Your objective: Give every line back verbatim, dropping all images.

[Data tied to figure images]
* * * * * * * * *

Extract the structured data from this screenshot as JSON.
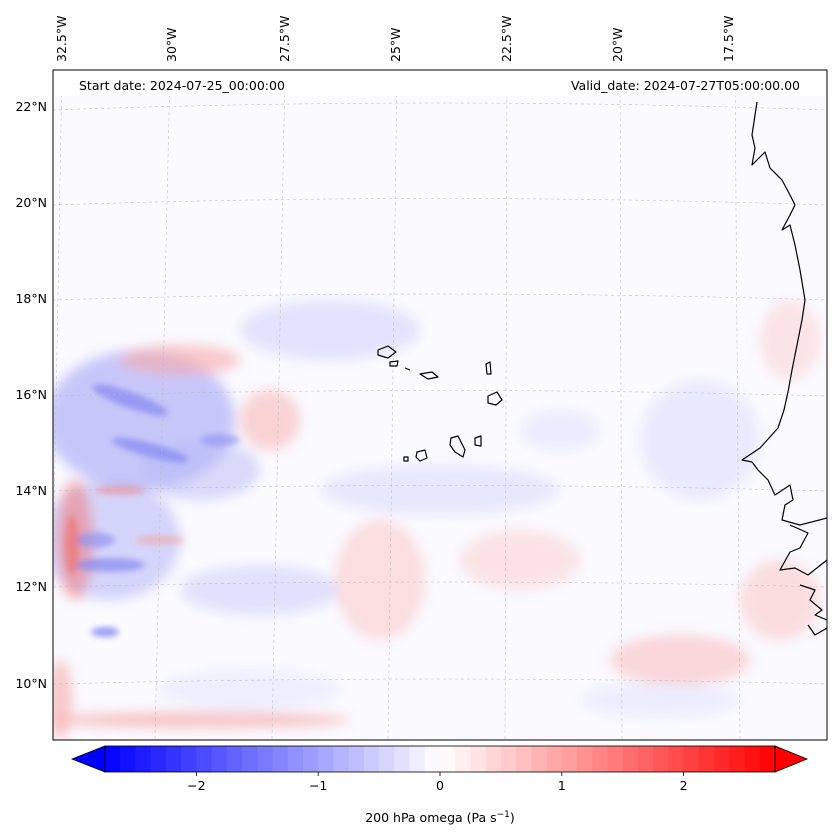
{
  "map": {
    "start_date_label": "Start date: 2024-07-25_00:00:00",
    "valid_date_label": "Valid_date: 2024-07-27T05:00:00.00",
    "lon_labels": [
      "32.5°W",
      "30°W",
      "27.5°W",
      "25°W",
      "22.5°W",
      "20°W",
      "17.5°W"
    ],
    "lat_labels": [
      "22°N",
      "20°N",
      "18°N",
      "16°N",
      "14°N",
      "12°N",
      "10°N"
    ],
    "field": "200 hPa omega",
    "colors": {
      "negative": "#0000ff",
      "positive": "#ff0000",
      "neutral": "#ffffff",
      "coastline": "#000000",
      "gridline": "#b0b0b0"
    }
  },
  "colorbar": {
    "ticks": [
      "−2",
      "−1",
      "0",
      "1",
      "2"
    ],
    "tick_values": [
      -2,
      -1,
      0,
      1,
      2
    ],
    "range": [
      -2.75,
      2.75
    ],
    "label_main": "200 hPa omega (Pa s",
    "label_sup": "−1",
    "label_close": ")",
    "colormap": "bwr"
  }
}
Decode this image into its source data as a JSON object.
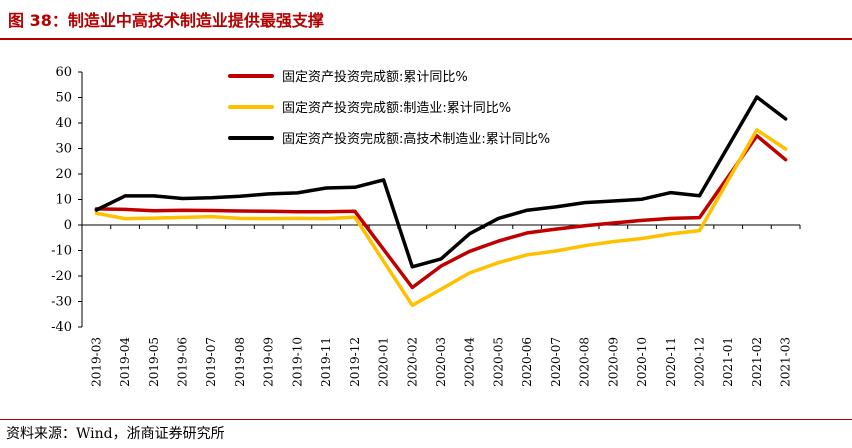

* * * * * * * * *

Final result:
Extract the structured data from this screenshot as JSON.
{
  "map": {
    "start_date_label": "Start date: 2024-07-25_00:00:00",
    "valid_date_label": "Valid_date: 2024-07-27T05:00:00.00",
    "lon_labels": [
      "32.5°W",
      "30°W",
      "27.5°W",
      "25°W",
      "22.5°W",
      "20°W",
      "17.5°W"
    ],
    "lat_labels": [
      "22°N",
      "20°N",
      "18°N",
      "16°N",
      "14°N",
      "12°N",
      "10°N"
    ],
    "field": "200 hPa omega",
    "colors": {
      "negative": "#0000ff",
      "positive": "#ff0000",
      "neutral": "#ffffff",
      "coastline": "#000000",
      "gridline": "#b0b0b0"
    }
  },
  "colorbar": {
    "ticks": [
      "−2",
      "−1",
      "0",
      "1",
      "2"
    ],
    "tick_values": [
      -2,
      -1,
      0,
      1,
      2
    ],
    "range": [
      -2.75,
      2.75
    ],
    "label_main": "200 hPa omega (Pa s",
    "label_sup": "−1",
    "label_close": ")",
    "colormap": "bwr"
  }
}
Decode this image into its source data as a JSON object.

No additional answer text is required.